**GIVEN EXERCISE**
Identify all lines in the data containing the string "joburgpost". Copy them out.

[BEGIN]

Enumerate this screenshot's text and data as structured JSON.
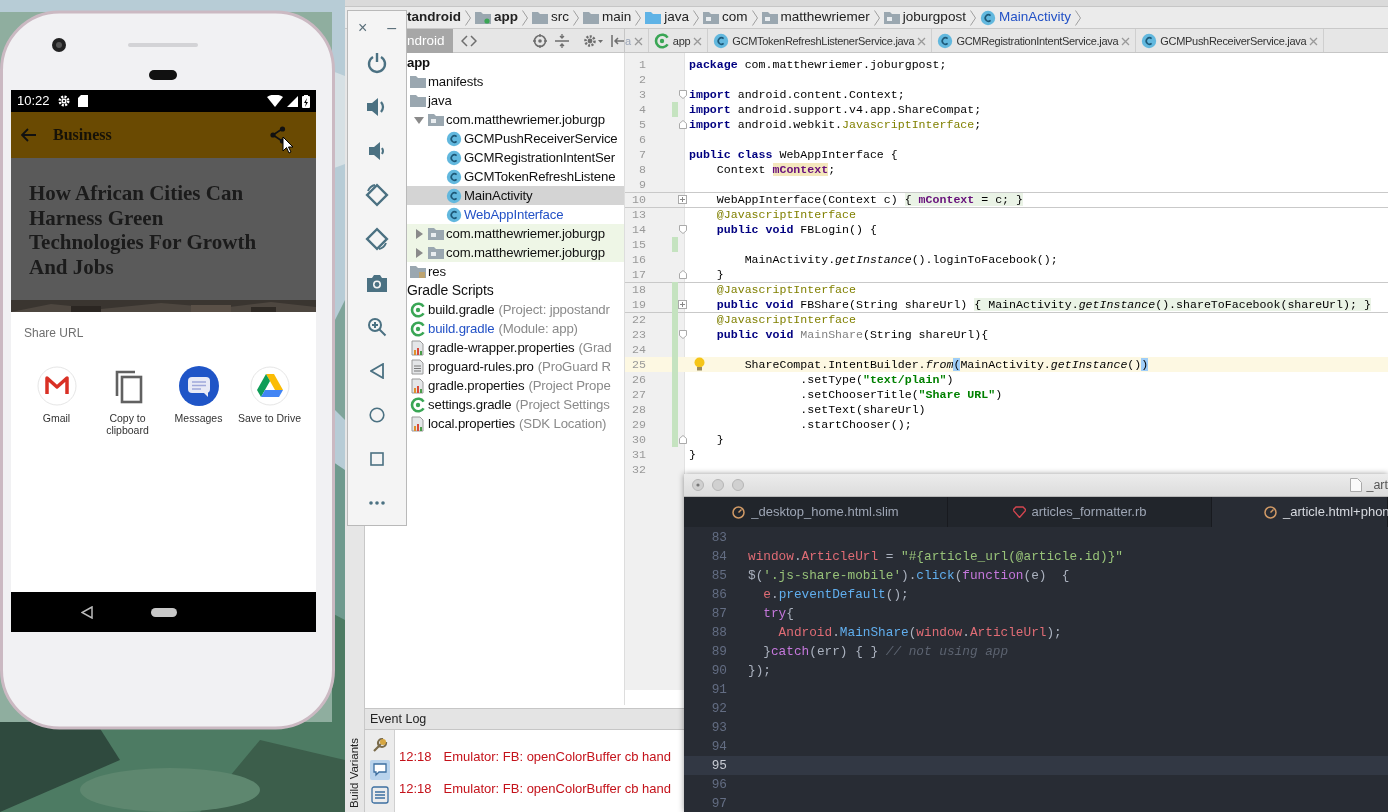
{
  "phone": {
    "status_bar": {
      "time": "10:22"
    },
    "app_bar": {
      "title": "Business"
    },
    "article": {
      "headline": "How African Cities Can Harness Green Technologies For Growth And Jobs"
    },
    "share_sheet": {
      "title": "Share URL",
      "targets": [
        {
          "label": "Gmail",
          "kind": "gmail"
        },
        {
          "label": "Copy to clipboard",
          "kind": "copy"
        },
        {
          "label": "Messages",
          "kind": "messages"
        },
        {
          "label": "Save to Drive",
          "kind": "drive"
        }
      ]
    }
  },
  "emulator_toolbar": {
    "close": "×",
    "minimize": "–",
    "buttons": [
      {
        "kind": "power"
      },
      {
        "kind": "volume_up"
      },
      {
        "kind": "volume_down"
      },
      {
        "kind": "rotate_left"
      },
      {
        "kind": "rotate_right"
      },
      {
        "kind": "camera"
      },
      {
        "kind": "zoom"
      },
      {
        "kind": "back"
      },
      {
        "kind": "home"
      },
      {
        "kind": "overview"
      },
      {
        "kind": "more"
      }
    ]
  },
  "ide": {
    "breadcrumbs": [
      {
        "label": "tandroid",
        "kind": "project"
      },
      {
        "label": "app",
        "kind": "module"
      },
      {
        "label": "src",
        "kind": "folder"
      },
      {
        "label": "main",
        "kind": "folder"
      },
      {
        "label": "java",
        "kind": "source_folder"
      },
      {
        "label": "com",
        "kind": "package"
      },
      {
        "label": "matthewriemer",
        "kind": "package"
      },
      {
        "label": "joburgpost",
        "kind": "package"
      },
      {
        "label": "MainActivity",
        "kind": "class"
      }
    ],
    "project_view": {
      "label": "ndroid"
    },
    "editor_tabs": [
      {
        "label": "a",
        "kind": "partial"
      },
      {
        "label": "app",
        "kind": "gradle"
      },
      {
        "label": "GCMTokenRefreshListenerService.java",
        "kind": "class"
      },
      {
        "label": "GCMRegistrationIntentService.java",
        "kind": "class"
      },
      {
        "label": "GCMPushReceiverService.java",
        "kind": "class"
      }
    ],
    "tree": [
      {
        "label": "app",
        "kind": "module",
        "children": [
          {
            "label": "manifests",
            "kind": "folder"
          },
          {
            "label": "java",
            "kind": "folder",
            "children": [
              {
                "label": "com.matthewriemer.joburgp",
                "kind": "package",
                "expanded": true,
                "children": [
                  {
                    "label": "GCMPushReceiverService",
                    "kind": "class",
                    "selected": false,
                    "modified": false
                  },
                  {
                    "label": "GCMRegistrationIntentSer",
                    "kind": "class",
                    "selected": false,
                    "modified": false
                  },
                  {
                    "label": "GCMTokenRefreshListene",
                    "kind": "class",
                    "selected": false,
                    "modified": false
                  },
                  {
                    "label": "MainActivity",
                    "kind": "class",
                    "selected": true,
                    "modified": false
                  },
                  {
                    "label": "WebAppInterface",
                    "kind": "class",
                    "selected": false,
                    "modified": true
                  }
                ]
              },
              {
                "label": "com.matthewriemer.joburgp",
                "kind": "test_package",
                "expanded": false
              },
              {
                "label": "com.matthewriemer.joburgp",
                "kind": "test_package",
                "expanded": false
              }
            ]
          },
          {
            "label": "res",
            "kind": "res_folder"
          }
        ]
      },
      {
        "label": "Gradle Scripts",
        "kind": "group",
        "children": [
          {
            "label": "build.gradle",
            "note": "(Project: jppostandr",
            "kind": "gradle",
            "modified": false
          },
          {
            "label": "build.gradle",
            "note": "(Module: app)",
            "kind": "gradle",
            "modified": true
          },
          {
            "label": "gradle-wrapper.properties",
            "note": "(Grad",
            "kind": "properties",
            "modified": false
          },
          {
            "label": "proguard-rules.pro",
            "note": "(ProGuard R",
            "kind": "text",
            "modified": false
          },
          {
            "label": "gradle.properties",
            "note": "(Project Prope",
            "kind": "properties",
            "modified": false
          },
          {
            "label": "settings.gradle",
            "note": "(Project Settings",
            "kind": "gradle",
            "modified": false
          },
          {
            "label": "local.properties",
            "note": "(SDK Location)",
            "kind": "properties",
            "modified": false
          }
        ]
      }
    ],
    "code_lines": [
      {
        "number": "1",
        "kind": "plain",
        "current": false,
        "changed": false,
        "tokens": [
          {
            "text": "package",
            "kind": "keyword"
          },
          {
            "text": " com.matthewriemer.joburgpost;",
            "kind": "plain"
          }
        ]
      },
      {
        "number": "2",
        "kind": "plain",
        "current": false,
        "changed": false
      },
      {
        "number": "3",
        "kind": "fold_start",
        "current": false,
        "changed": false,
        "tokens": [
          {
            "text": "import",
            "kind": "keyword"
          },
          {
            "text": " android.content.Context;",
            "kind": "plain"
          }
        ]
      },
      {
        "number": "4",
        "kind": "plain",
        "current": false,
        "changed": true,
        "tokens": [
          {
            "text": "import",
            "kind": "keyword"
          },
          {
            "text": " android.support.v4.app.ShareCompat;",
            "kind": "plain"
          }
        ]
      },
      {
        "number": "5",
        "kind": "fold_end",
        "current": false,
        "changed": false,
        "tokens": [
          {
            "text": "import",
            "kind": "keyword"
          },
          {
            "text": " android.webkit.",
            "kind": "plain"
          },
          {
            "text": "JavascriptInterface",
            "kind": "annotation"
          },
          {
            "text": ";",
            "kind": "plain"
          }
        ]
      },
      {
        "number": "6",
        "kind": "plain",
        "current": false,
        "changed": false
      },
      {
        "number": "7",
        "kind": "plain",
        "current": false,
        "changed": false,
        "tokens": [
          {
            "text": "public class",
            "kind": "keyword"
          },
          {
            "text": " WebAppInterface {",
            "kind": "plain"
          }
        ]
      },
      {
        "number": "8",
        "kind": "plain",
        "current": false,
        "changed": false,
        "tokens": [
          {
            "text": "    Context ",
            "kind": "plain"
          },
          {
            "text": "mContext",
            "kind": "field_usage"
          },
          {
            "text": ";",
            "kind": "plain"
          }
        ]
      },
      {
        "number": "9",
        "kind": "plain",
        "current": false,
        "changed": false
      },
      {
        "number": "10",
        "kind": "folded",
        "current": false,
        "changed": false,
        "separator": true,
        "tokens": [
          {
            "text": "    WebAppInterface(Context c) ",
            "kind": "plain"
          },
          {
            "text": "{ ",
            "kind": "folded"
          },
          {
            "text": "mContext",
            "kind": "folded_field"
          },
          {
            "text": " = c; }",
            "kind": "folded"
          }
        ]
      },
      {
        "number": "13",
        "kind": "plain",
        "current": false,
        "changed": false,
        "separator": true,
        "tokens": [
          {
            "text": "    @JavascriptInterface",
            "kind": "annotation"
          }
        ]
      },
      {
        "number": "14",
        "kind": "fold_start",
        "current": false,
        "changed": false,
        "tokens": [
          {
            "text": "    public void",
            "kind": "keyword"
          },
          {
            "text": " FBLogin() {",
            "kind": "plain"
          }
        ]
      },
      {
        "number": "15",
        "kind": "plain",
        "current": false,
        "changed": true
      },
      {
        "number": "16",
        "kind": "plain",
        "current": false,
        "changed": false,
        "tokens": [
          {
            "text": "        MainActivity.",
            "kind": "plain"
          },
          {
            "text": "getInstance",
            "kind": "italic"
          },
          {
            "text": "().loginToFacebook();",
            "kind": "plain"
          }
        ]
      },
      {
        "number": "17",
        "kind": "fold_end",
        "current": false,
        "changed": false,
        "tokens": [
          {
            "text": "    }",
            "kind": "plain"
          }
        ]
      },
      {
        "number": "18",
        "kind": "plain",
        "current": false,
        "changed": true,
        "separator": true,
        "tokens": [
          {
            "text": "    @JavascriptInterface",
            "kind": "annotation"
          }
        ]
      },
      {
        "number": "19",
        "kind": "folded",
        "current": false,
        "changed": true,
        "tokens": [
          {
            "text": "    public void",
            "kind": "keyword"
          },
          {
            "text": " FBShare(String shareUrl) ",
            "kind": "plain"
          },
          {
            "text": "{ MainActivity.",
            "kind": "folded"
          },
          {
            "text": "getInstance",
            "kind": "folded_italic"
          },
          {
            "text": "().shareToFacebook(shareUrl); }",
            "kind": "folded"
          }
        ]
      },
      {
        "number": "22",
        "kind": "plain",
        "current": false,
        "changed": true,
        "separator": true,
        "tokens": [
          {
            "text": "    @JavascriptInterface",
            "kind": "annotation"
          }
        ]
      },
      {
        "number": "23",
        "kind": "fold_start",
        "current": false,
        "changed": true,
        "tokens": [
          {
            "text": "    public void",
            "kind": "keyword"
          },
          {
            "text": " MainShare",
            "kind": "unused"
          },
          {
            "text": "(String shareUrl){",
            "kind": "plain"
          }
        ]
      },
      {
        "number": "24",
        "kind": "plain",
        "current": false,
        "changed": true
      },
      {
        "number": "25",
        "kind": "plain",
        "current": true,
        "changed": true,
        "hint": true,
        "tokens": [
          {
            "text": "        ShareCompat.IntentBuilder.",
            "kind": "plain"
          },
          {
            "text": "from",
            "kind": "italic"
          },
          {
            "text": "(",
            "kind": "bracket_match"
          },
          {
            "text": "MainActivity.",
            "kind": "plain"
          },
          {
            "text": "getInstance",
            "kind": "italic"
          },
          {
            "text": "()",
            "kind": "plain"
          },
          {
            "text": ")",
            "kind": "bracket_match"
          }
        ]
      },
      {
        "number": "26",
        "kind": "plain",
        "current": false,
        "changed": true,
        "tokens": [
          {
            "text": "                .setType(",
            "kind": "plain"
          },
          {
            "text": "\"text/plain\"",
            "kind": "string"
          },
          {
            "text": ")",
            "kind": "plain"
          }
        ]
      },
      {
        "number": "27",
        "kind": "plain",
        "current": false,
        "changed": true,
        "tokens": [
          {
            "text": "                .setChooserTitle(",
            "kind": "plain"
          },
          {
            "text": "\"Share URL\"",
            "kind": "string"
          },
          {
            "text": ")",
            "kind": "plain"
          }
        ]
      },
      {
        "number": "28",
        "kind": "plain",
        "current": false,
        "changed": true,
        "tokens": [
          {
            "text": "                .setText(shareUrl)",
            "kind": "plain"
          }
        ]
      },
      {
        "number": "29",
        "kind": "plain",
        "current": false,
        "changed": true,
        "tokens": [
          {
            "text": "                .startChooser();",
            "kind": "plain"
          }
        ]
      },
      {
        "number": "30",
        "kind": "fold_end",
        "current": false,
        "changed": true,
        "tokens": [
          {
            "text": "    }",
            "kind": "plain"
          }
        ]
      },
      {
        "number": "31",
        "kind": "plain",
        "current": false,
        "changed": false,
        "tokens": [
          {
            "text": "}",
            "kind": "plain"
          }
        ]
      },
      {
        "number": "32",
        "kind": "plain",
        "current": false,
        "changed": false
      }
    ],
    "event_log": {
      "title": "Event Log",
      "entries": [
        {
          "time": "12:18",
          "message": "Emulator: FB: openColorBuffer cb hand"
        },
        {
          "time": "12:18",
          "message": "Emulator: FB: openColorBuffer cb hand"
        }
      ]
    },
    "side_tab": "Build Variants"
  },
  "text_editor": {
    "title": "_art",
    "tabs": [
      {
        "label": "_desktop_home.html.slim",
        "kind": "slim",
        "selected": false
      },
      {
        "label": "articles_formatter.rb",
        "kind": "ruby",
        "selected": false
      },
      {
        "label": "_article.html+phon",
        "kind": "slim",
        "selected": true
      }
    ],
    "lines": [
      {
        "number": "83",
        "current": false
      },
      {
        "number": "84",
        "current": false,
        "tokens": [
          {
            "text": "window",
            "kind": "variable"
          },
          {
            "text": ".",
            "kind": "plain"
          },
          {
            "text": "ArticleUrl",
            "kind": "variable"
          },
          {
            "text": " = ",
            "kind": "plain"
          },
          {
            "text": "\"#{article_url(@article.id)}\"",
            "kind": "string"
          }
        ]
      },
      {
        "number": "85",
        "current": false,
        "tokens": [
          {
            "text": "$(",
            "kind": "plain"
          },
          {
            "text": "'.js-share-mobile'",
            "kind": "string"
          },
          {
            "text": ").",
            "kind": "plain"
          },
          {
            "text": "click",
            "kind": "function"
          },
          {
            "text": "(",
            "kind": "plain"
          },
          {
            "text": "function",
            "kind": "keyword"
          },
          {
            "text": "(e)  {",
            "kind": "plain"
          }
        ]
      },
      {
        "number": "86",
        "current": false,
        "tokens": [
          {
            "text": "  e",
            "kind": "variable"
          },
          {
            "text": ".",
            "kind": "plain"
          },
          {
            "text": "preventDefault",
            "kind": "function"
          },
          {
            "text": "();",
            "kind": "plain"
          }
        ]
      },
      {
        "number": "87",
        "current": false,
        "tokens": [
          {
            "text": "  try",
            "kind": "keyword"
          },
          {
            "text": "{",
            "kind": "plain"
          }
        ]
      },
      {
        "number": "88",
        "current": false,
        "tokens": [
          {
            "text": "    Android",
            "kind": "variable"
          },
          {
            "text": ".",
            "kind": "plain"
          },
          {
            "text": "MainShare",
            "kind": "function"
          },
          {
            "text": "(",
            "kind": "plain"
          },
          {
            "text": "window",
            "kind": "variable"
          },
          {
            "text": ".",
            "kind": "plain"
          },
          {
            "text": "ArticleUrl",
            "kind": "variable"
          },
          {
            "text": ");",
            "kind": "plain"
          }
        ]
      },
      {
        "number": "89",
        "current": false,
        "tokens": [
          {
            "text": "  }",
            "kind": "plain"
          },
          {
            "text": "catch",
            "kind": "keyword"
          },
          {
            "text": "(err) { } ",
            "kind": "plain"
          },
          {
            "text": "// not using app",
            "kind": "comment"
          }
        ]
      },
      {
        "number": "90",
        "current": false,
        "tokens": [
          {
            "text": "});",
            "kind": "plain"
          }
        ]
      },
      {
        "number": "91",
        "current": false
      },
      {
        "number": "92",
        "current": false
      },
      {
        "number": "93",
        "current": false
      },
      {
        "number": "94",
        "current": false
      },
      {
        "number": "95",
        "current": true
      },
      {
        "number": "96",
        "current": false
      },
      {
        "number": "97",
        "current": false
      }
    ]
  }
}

[END]

**WRITTEN ANSWER**
        "label": "joburgpost",
            "text": " com.matthewriemer.joburgpost;",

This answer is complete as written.